[Objective] Write each line out again exactly as written.

[Supplied data]

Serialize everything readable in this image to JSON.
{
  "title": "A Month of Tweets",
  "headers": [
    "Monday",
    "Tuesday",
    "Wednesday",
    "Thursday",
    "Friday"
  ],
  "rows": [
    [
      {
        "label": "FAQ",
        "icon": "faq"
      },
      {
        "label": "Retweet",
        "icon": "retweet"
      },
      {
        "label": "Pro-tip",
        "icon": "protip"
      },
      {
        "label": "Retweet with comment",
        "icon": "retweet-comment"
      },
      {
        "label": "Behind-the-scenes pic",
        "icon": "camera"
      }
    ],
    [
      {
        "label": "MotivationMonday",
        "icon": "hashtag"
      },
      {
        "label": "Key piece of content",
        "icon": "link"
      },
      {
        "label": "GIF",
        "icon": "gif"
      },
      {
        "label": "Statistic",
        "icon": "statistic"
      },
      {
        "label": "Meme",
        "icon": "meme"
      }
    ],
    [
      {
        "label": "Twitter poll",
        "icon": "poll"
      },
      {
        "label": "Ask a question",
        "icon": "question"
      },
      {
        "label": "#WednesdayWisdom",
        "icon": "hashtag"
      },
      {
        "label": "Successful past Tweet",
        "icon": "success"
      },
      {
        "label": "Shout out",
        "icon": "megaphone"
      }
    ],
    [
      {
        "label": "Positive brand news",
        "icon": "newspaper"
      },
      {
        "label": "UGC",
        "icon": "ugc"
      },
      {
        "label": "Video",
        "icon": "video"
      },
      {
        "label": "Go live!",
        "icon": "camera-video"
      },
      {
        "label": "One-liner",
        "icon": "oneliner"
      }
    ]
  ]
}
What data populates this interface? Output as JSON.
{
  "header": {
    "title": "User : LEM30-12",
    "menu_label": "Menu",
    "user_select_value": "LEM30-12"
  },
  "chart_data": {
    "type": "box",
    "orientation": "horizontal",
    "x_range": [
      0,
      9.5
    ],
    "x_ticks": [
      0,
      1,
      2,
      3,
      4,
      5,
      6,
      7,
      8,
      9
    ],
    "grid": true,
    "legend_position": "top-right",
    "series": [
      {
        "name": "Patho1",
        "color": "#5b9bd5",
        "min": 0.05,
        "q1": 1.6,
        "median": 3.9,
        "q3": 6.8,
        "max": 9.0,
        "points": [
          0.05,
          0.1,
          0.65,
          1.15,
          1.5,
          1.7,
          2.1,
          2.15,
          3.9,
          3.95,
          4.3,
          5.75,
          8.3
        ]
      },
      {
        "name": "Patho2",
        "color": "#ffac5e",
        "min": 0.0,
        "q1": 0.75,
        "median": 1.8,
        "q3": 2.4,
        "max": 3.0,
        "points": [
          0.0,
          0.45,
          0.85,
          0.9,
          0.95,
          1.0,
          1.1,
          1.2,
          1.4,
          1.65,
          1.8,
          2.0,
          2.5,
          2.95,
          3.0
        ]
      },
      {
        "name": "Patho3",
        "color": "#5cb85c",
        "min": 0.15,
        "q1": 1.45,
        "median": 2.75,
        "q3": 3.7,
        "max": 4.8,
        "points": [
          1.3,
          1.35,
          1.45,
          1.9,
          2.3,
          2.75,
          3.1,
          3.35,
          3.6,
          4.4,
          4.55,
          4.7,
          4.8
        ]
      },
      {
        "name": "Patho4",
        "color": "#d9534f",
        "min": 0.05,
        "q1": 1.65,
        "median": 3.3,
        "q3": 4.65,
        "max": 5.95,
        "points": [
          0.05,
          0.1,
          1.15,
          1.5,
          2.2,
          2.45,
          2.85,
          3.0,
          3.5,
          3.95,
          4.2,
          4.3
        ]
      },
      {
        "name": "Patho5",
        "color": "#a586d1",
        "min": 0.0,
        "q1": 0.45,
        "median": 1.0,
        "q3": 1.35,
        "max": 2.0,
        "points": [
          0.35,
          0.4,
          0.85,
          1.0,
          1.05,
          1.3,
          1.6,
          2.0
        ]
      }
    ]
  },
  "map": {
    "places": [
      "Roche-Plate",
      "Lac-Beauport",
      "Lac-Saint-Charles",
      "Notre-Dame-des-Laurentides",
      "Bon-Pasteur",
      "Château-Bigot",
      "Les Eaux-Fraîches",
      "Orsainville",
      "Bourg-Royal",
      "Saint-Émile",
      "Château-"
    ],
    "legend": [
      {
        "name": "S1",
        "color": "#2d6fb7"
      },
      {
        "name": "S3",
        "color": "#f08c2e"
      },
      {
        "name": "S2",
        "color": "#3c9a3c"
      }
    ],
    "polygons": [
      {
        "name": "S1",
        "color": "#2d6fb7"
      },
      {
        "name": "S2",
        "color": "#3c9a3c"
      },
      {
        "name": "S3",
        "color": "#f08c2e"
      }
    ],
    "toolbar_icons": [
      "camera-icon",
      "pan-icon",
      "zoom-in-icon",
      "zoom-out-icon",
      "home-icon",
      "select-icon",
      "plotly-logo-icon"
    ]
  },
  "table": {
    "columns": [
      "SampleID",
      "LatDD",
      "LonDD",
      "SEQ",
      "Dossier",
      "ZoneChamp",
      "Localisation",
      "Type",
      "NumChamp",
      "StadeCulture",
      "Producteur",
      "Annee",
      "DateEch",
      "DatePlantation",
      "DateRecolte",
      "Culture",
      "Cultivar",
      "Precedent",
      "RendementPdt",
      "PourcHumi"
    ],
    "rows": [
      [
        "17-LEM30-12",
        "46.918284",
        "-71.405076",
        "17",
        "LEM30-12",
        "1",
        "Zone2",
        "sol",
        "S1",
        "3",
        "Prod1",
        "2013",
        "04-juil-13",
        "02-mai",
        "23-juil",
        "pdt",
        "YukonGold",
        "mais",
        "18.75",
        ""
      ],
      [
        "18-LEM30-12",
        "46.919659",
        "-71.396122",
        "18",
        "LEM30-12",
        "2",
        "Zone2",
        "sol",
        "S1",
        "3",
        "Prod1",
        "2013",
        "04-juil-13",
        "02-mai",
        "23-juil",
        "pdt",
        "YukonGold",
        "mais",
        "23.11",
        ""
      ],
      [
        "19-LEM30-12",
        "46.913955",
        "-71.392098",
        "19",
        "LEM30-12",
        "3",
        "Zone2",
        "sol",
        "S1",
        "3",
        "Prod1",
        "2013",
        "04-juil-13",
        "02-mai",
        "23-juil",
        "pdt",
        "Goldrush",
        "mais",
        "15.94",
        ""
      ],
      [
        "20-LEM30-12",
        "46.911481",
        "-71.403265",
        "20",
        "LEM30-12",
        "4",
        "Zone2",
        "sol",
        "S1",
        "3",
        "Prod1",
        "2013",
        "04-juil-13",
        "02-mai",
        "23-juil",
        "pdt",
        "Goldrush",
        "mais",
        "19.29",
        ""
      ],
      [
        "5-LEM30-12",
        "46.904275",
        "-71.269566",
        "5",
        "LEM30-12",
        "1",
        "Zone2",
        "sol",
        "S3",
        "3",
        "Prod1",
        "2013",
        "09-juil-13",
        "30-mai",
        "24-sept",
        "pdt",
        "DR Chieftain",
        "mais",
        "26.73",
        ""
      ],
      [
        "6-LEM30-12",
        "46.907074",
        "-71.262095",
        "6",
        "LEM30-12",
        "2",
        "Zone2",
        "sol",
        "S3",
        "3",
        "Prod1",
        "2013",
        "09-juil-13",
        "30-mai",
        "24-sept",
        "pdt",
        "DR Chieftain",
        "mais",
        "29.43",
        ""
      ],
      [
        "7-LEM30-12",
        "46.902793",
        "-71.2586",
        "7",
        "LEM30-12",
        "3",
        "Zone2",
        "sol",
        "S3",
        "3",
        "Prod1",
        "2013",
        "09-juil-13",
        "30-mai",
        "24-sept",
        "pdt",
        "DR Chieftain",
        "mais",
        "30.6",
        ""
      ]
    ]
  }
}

[Solved exercise]
Serialize everything readable in this image to JSON.
{
  "title": "A Month of Tweets",
  "headers": [
    "Monday",
    "Tuesday",
    "Wednesday",
    "Thursday",
    "Friday"
  ],
  "rows": [
    [
      {
        "label": "FAQ",
        "icon": "faq"
      },
      {
        "label": "Retweet",
        "icon": "retweet"
      },
      {
        "label": "Pro-tip",
        "icon": "protip"
      },
      {
        "label": "Retweet with comment",
        "icon": "retweet-comment"
      },
      {
        "label": "Behind-the-scenes pic",
        "icon": "camera"
      }
    ],
    [
      {
        "label": "MotivationMonday",
        "icon": "hashtag"
      },
      {
        "label": "Key piece of content",
        "icon": "link"
      },
      {
        "label": "GIF",
        "icon": "gif"
      },
      {
        "label": "Statistic",
        "icon": "statistic"
      },
      {
        "label": "Meme",
        "icon": "meme"
      }
    ],
    [
      {
        "label": "Twitter poll",
        "icon": "poll"
      },
      {
        "label": "Ask a question",
        "icon": "question"
      },
      {
        "label": "#WednesdayWisdom",
        "icon": "hashtag"
      },
      {
        "label": "Successful past Tweet",
        "icon": "success"
      },
      {
        "label": "Shout out",
        "icon": "megaphone"
      }
    ],
    [
      {
        "label": "Positive brand news",
        "icon": "newspaper"
      },
      {
        "label": "UGC",
        "icon": "ugc"
      },
      {
        "label": "Video",
        "icon": "video"
      },
      {
        "label": "Go live!",
        "icon": "camera-video"
      },
      {
        "label": "One-liner",
        "icon": "oneliner"
      }
    ]
  ]
}
What data populates this interface? Output as JSON.
{
  "header": {
    "title": "User : LEM30-12",
    "menu_label": "Menu",
    "user_select_value": "LEM30-12"
  },
  "chart_data": {
    "type": "box",
    "orientation": "horizontal",
    "x_range": [
      0,
      9.5
    ],
    "x_ticks": [
      0,
      1,
      2,
      3,
      4,
      5,
      6,
      7,
      8,
      9
    ],
    "grid": true,
    "legend_position": "top-right",
    "series": [
      {
        "name": "Patho1",
        "color": "#5b9bd5",
        "min": 0.05,
        "q1": 1.6,
        "median": 3.9,
        "q3": 6.8,
        "max": 9.0,
        "points": [
          0.05,
          0.1,
          0.65,
          1.15,
          1.5,
          1.7,
          2.1,
          2.15,
          3.9,
          3.95,
          4.3,
          5.75,
          8.3
        ]
      },
      {
        "name": "Patho2",
        "color": "#ffac5e",
        "min": 0.0,
        "q1": 0.75,
        "median": 1.8,
        "q3": 2.4,
        "max": 3.0,
        "points": [
          0.0,
          0.45,
          0.85,
          0.9,
          0.95,
          1.0,
          1.1,
          1.2,
          1.4,
          1.65,
          1.8,
          2.0,
          2.5,
          2.95,
          3.0
        ]
      },
      {
        "name": "Patho3",
        "color": "#5cb85c",
        "min": 0.15,
        "q1": 1.45,
        "median": 2.75,
        "q3": 3.7,
        "max": 4.8,
        "points": [
          1.3,
          1.35,
          1.45,
          1.9,
          2.3,
          2.75,
          3.1,
          3.35,
          3.6,
          4.4,
          4.55,
          4.7,
          4.8
        ]
      },
      {
        "name": "Patho4",
        "color": "#d9534f",
        "min": 0.05,
        "q1": 1.65,
        "median": 3.3,
        "q3": 4.65,
        "max": 5.95,
        "points": [
          0.05,
          0.1,
          1.15,
          1.5,
          2.2,
          2.45,
          2.85,
          3.0,
          3.5,
          3.95,
          4.2,
          4.3
        ]
      },
      {
        "name": "Patho5",
        "color": "#a586d1",
        "min": 0.0,
        "q1": 0.45,
        "median": 1.0,
        "q3": 1.35,
        "max": 2.0,
        "points": [
          0.35,
          0.4,
          0.85,
          1.0,
          1.05,
          1.3,
          1.6,
          2.0
        ]
      }
    ]
  },
  "map": {
    "places": [
      "Roche-Plate",
      "Lac-Beauport",
      "Lac-Saint-Charles",
      "Notre-Dame-des-Laurentides",
      "Bon-Pasteur",
      "Château-Bigot",
      "Les Eaux-Fraîches",
      "Orsainville",
      "Bourg-Royal",
      "Saint-Émile",
      "Château-"
    ],
    "legend": [
      {
        "name": "S1",
        "color": "#2d6fb7"
      },
      {
        "name": "S3",
        "color": "#f08c2e"
      },
      {
        "name": "S2",
        "color": "#3c9a3c"
      }
    ],
    "polygons": [
      {
        "name": "S1",
        "color": "#2d6fb7"
      },
      {
        "name": "S2",
        "color": "#3c9a3c"
      },
      {
        "name": "S3",
        "color": "#f08c2e"
      }
    ],
    "toolbar_icons": [
      "camera-icon",
      "pan-icon",
      "zoom-in-icon",
      "zoom-out-icon",
      "home-icon",
      "select-icon",
      "plotly-logo-icon"
    ]
  },
  "table": {
    "columns": [
      "SampleID",
      "LatDD",
      "LonDD",
      "SEQ",
      "Dossier",
      "ZoneChamp",
      "Localisation",
      "Type",
      "NumChamp",
      "StadeCulture",
      "Producteur",
      "Annee",
      "DateEch",
      "DatePlantation",
      "DateRecolte",
      "Culture",
      "Cultivar",
      "Precedent",
      "RendementPdt",
      "PourcHumi"
    ],
    "rows": [
      [
        "17-LEM30-12",
        "46.918284",
        "-71.405076",
        "17",
        "LEM30-12",
        "1",
        "Zone2",
        "sol",
        "S1",
        "3",
        "Prod1",
        "2013",
        "04-juil-13",
        "02-mai",
        "23-juil",
        "pdt",
        "YukonGold",
        "mais",
        "18.75",
        ""
      ],
      [
        "18-LEM30-12",
        "46.919659",
        "-71.396122",
        "18",
        "LEM30-12",
        "2",
        "Zone2",
        "sol",
        "S1",
        "3",
        "Prod1",
        "2013",
        "04-juil-13",
        "02-mai",
        "23-juil",
        "pdt",
        "YukonGold",
        "mais",
        "23.11",
        ""
      ],
      [
        "19-LEM30-12",
        "46.913955",
        "-71.392098",
        "19",
        "LEM30-12",
        "3",
        "Zone2",
        "sol",
        "S1",
        "3",
        "Prod1",
        "2013",
        "04-juil-13",
        "02-mai",
        "23-juil",
        "pdt",
        "Goldrush",
        "mais",
        "15.94",
        ""
      ],
      [
        "20-LEM30-12",
        "46.911481",
        "-71.403265",
        "20",
        "LEM30-12",
        "4",
        "Zone2",
        "sol",
        "S1",
        "3",
        "Prod1",
        "2013",
        "04-juil-13",
        "02-mai",
        "23-juil",
        "pdt",
        "Goldrush",
        "mais",
        "19.29",
        ""
      ],
      [
        "5-LEM30-12",
        "46.904275",
        "-71.269566",
        "5",
        "LEM30-12",
        "1",
        "Zone2",
        "sol",
        "S3",
        "3",
        "Prod1",
        "2013",
        "09-juil-13",
        "30-mai",
        "24-sept",
        "pdt",
        "DR Chieftain",
        "mais",
        "26.73",
        ""
      ],
      [
        "6-LEM30-12",
        "46.907074",
        "-71.262095",
        "6",
        "LEM30-12",
        "2",
        "Zone2",
        "sol",
        "S3",
        "3",
        "Prod1",
        "2013",
        "09-juil-13",
        "30-mai",
        "24-sept",
        "pdt",
        "DR Chieftain",
        "mais",
        "29.43",
        ""
      ],
      [
        "7-LEM30-12",
        "46.902793",
        "-71.2586",
        "7",
        "LEM30-12",
        "3",
        "Zone2",
        "sol",
        "S3",
        "3",
        "Prod1",
        "2013",
        "09-juil-13",
        "30-mai",
        "24-sept",
        "pdt",
        "DR Chieftain",
        "mais",
        "30.6",
        ""
      ]
    ]
  }
}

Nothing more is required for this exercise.